■ Work to do
Give the material once more, word for word, without any images.

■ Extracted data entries

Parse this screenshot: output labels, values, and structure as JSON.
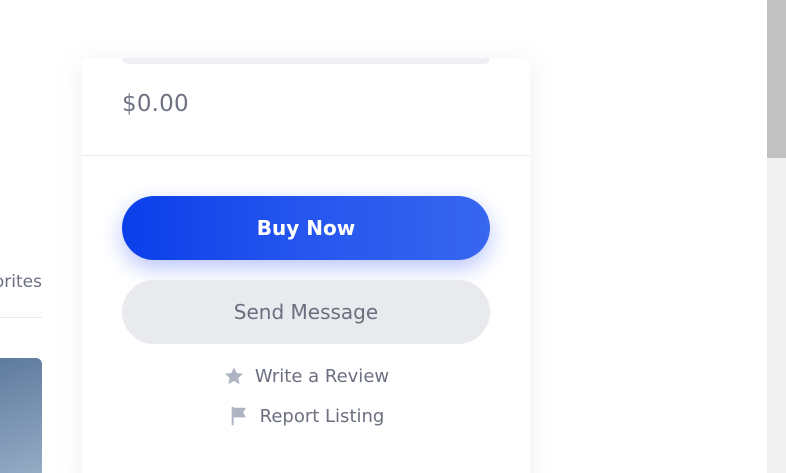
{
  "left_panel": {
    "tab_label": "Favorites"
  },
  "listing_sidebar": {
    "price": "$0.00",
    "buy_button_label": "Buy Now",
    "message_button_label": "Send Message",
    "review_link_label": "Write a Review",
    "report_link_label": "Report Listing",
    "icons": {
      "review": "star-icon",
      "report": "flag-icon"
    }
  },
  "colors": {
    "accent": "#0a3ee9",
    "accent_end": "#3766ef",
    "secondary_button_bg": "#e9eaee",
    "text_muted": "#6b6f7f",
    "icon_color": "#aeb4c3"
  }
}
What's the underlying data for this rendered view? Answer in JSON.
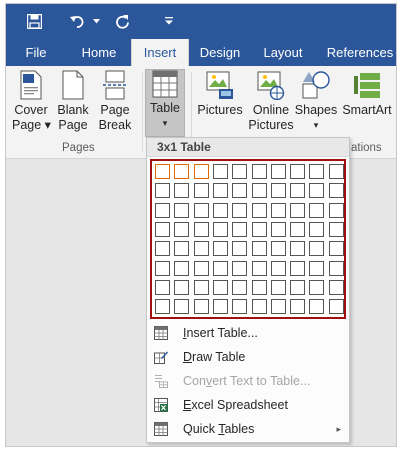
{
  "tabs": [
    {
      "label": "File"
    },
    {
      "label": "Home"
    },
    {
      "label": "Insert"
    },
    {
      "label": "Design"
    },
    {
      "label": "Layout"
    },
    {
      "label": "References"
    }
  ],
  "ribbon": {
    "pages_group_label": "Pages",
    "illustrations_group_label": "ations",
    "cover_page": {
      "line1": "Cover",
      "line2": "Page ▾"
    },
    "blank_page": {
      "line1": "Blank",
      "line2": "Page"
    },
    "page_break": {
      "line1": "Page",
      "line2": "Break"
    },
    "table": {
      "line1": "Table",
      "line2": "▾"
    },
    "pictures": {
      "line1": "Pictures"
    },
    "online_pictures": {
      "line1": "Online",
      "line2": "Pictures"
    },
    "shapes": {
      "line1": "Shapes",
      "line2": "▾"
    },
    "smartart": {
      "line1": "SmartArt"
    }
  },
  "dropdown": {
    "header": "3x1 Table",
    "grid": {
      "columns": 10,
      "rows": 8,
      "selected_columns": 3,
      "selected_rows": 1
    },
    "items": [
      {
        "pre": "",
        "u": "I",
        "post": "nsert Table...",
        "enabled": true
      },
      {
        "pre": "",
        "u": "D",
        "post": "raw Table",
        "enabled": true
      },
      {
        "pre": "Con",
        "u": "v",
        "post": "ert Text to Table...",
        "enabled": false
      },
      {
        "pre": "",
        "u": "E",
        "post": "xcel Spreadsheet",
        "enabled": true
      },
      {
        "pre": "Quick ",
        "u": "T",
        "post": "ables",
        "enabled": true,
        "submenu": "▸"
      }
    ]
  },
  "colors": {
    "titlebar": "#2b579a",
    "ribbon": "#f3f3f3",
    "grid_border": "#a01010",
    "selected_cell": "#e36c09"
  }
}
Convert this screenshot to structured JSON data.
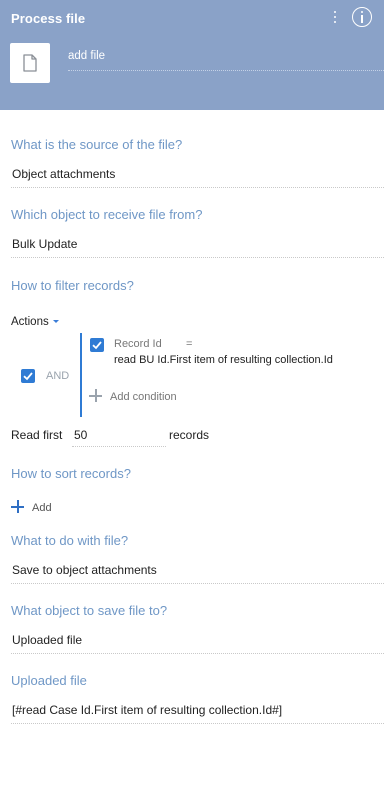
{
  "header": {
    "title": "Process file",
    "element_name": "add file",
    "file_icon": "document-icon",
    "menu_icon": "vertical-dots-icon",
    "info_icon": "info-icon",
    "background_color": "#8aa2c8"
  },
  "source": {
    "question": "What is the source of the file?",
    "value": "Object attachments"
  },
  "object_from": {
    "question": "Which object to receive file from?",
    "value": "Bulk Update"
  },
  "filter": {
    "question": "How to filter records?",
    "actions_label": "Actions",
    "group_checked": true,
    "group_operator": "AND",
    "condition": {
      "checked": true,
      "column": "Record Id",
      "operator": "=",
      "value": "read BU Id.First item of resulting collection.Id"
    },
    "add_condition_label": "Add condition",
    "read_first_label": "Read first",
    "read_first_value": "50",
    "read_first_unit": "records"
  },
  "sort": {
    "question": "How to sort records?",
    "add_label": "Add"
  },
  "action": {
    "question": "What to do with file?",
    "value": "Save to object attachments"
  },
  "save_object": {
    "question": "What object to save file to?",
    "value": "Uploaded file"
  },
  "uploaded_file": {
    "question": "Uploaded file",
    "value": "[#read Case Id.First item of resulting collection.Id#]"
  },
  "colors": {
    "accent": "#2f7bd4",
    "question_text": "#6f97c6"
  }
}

■ Exercise result
Parse this screenshot: output labels, values, and structure as JSON.
{
  "left_panel": {
    "tab_label": "Favorites"
  },
  "listing_sidebar": {
    "price": "$0.00",
    "buy_button_label": "Buy Now",
    "message_button_label": "Send Message",
    "review_link_label": "Write a Review",
    "report_link_label": "Report Listing",
    "icons": {
      "review": "star-icon",
      "report": "flag-icon"
    }
  },
  "colors": {
    "accent": "#0a3ee9",
    "accent_end": "#3766ef",
    "secondary_button_bg": "#e9eaee",
    "text_muted": "#6b6f7f",
    "icon_color": "#aeb4c3"
  }
}
What's the underlying data for this rendered view? Answer in JSON.
{
  "tabs": [
    {
      "label": "File"
    },
    {
      "label": "Home"
    },
    {
      "label": "Insert"
    },
    {
      "label": "Design"
    },
    {
      "label": "Layout"
    },
    {
      "label": "References"
    }
  ],
  "ribbon": {
    "pages_group_label": "Pages",
    "illustrations_group_label": "ations",
    "cover_page": {
      "line1": "Cover",
      "line2": "Page ▾"
    },
    "blank_page": {
      "line1": "Blank",
      "line2": "Page"
    },
    "page_break": {
      "line1": "Page",
      "line2": "Break"
    },
    "table": {
      "line1": "Table",
      "line2": "▾"
    },
    "pictures": {
      "line1": "Pictures"
    },
    "online_pictures": {
      "line1": "Online",
      "line2": "Pictures"
    },
    "shapes": {
      "line1": "Shapes",
      "line2": "▾"
    },
    "smartart": {
      "line1": "SmartArt"
    }
  },
  "dropdown": {
    "header": "3x1 Table",
    "grid": {
      "columns": 10,
      "rows": 8,
      "selected_columns": 3,
      "selected_rows": 1
    },
    "items": [
      {
        "pre": "",
        "u": "I",
        "post": "nsert Table...",
        "enabled": true
      },
      {
        "pre": "",
        "u": "D",
        "post": "raw Table",
        "enabled": true
      },
      {
        "pre": "Con",
        "u": "v",
        "post": "ert Text to Table...",
        "enabled": false
      },
      {
        "pre": "",
        "u": "E",
        "post": "xcel Spreadsheet",
        "enabled": true
      },
      {
        "pre": "Quick ",
        "u": "T",
        "post": "ables",
        "enabled": true,
        "submenu": "▸"
      }
    ]
  },
  "colors": {
    "titlebar": "#2b579a",
    "ribbon": "#f3f3f3",
    "grid_border": "#a01010",
    "selected_cell": "#e36c09"
  }
}
Convert this screenshot to structured JSON data.
{
  "header": {
    "title": "Process file",
    "element_name": "add file",
    "file_icon": "document-icon",
    "menu_icon": "vertical-dots-icon",
    "info_icon": "info-icon",
    "background_color": "#8aa2c8"
  },
  "source": {
    "question": "What is the source of the file?",
    "value": "Object attachments"
  },
  "object_from": {
    "question": "Which object to receive file from?",
    "value": "Bulk Update"
  },
  "filter": {
    "question": "How to filter records?",
    "actions_label": "Actions",
    "group_checked": true,
    "group_operator": "AND",
    "condition": {
      "checked": true,
      "column": "Record Id",
      "operator": "=",
      "value": "read BU Id.First item of resulting collection.Id"
    },
    "add_condition_label": "Add condition",
    "read_first_label": "Read first",
    "read_first_value": "50",
    "read_first_unit": "records"
  },
  "sort": {
    "question": "How to sort records?",
    "add_label": "Add"
  },
  "action": {
    "question": "What to do with file?",
    "value": "Save to object attachments"
  },
  "save_object": {
    "question": "What object to save file to?",
    "value": "Uploaded file"
  },
  "uploaded_file": {
    "question": "Uploaded file",
    "value": "[#read Case Id.First item of resulting collection.Id#]"
  },
  "colors": {
    "accent": "#2f7bd4",
    "question_text": "#6f97c6"
  }
}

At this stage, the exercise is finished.